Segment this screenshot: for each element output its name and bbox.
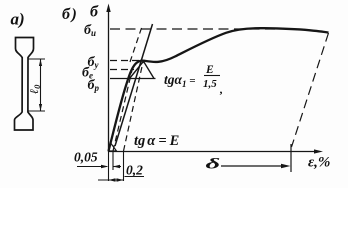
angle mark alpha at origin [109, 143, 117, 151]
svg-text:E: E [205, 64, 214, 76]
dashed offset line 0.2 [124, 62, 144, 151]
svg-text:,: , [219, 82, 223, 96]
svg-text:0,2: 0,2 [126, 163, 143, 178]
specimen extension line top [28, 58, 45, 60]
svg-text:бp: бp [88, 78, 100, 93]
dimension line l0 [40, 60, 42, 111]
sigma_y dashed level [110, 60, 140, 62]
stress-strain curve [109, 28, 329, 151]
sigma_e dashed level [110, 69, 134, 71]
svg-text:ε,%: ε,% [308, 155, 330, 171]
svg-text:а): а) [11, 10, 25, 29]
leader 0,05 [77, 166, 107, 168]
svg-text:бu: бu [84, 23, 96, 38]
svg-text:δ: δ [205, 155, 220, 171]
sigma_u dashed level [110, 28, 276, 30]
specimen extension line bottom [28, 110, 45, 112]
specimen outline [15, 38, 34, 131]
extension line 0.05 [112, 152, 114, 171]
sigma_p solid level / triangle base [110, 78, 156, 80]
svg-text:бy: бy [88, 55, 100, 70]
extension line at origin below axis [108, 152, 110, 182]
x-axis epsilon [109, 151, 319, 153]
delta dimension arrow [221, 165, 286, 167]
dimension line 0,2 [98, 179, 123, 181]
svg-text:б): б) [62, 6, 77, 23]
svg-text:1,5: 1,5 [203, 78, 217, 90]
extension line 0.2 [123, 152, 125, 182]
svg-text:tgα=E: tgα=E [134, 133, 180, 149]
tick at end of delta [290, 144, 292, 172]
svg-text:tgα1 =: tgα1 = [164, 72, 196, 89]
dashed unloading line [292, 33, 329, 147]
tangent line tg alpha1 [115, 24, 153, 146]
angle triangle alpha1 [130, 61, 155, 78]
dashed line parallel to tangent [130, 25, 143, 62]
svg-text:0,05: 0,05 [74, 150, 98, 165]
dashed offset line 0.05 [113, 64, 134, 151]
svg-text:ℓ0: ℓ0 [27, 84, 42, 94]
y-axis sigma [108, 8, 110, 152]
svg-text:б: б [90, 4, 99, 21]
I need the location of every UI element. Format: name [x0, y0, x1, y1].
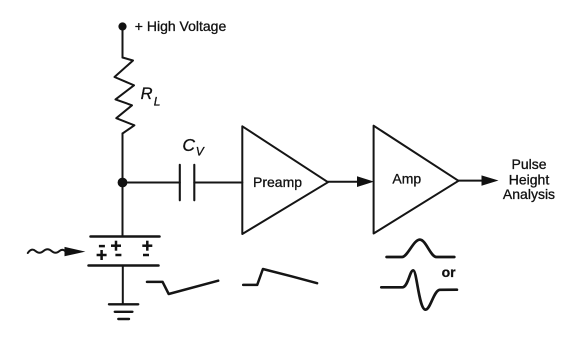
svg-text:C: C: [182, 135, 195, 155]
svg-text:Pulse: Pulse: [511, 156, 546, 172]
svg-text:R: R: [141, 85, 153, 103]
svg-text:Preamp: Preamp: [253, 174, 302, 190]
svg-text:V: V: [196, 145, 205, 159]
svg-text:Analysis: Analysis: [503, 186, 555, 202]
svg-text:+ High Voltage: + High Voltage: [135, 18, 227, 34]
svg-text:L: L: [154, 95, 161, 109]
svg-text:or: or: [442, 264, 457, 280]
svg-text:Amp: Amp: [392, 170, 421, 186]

═══

--- Stated problem ---
Can you return every line of the material above verbatim, leaving the pictures out?

--- Exercise result ---
Segment this screenshot: for each element output its name and bbox.
angle mark alpha at origin [109, 143, 117, 151]
svg-text:E: E [205, 64, 214, 76]
dashed offset line 0.2 [124, 62, 144, 151]
svg-text:,: , [219, 82, 223, 96]
svg-text:0,2: 0,2 [126, 163, 143, 178]
specimen extension line top [28, 58, 45, 60]
svg-text:бp: бp [88, 78, 100, 93]
dimension line l0 [40, 60, 42, 111]
sigma_y dashed level [110, 60, 140, 62]
stress-strain curve [109, 28, 329, 151]
sigma_e dashed level [110, 69, 134, 71]
svg-text:ε,%: ε,% [308, 155, 330, 171]
svg-text:а): а) [11, 10, 25, 29]
leader 0,05 [77, 166, 107, 168]
svg-text:бu: бu [84, 23, 96, 38]
svg-text:δ: δ [205, 155, 220, 171]
sigma_u dashed level [110, 28, 276, 30]
specimen extension line bottom [28, 110, 45, 112]
specimen outline [15, 38, 34, 131]
extension line 0.05 [112, 152, 114, 171]
sigma_p solid level / triangle base [110, 78, 156, 80]
svg-text:бy: бy [88, 55, 100, 70]
extension line at origin below axis [108, 152, 110, 182]
x-axis epsilon [109, 151, 319, 153]
delta dimension arrow [221, 165, 286, 167]
dimension line 0,2 [98, 179, 123, 181]
svg-text:б): б) [62, 6, 77, 23]
svg-text:1,5: 1,5 [203, 78, 217, 90]
extension line 0.2 [123, 152, 125, 182]
svg-text:tgα=E: tgα=E [134, 133, 180, 149]
tick at end of delta [290, 144, 292, 172]
svg-text:tgα1 =: tgα1 = [164, 72, 196, 89]
dashed unloading line [292, 33, 329, 147]
tangent line tg alpha1 [115, 24, 153, 146]
angle triangle alpha1 [130, 61, 155, 78]
dashed line parallel to tangent [130, 25, 143, 62]
svg-text:0,05: 0,05 [74, 150, 98, 165]
dashed offset line 0.05 [113, 64, 134, 151]
svg-text:ℓ0: ℓ0 [27, 84, 42, 94]
y-axis sigma [108, 8, 110, 152]
svg-text:б: б [90, 4, 99, 21]
I need the location of every UI element. Format: name [x0, y0, x1, y1].
svg-text:C: C: [182, 135, 195, 155]
svg-text:Pulse: Pulse: [511, 156, 546, 172]
svg-text:R: R: [141, 85, 153, 103]
svg-text:Preamp: Preamp: [253, 174, 302, 190]
svg-text:V: V: [196, 145, 205, 159]
svg-text:Analysis: Analysis: [503, 186, 555, 202]
svg-text:+ High Voltage: + High Voltage: [135, 18, 227, 34]
svg-text:L: L: [154, 95, 161, 109]
svg-text:or: or: [442, 264, 457, 280]
svg-text:Amp: Amp: [392, 170, 421, 186]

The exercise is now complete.